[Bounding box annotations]
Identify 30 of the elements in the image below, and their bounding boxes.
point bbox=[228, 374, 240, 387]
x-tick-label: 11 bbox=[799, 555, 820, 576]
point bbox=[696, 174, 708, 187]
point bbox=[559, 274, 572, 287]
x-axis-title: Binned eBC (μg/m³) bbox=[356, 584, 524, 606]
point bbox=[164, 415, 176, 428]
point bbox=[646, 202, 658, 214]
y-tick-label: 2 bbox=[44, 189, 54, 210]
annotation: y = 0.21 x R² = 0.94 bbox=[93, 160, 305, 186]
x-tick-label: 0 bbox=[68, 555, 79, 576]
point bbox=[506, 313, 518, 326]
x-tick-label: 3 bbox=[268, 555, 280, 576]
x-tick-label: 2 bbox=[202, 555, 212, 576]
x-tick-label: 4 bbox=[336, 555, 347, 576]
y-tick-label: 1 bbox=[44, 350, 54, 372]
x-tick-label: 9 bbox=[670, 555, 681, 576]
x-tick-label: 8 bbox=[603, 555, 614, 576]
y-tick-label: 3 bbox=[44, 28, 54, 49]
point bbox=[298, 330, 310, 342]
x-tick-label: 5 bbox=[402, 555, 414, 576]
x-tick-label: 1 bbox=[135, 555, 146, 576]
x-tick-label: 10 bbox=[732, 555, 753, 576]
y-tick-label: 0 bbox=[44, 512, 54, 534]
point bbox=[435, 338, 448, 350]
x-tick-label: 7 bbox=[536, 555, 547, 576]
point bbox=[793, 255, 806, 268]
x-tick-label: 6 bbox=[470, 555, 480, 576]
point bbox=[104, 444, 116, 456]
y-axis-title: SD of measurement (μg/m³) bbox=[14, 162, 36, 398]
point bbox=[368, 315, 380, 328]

**Challenge:** Copy out every one of the lines above verbatim, keeping their order.

**Result of the exercise:**
Identify 30 of the elements in the image below, and their bounding boxes.
point bbox=[228, 374, 240, 387]
x-tick-label: 11 bbox=[799, 555, 820, 576]
point bbox=[696, 174, 708, 187]
point bbox=[559, 274, 572, 287]
x-axis-title: Binned eBC (μg/m³) bbox=[356, 584, 524, 606]
point bbox=[164, 415, 176, 428]
point bbox=[646, 202, 658, 214]
y-tick-label: 2 bbox=[44, 189, 54, 210]
annotation: y = 0.21 x R² = 0.94 bbox=[93, 160, 305, 186]
x-tick-label: 0 bbox=[68, 555, 79, 576]
point bbox=[506, 313, 518, 326]
x-tick-label: 3 bbox=[268, 555, 280, 576]
x-tick-label: 2 bbox=[202, 555, 212, 576]
x-tick-label: 4 bbox=[336, 555, 347, 576]
y-tick-label: 1 bbox=[44, 350, 54, 372]
x-tick-label: 9 bbox=[670, 555, 681, 576]
x-tick-label: 8 bbox=[603, 555, 614, 576]
y-tick-label: 3 bbox=[44, 28, 54, 49]
point bbox=[298, 330, 310, 342]
x-tick-label: 5 bbox=[402, 555, 414, 576]
x-tick-label: 1 bbox=[135, 555, 146, 576]
x-tick-label: 10 bbox=[732, 555, 753, 576]
y-tick-label: 0 bbox=[44, 512, 54, 534]
point bbox=[435, 338, 448, 350]
x-tick-label: 7 bbox=[536, 555, 547, 576]
point bbox=[793, 255, 806, 268]
x-tick-label: 6 bbox=[470, 555, 480, 576]
point bbox=[104, 444, 116, 456]
y-axis-title: SD of measurement (μg/m³) bbox=[14, 162, 36, 398]
point bbox=[368, 315, 380, 328]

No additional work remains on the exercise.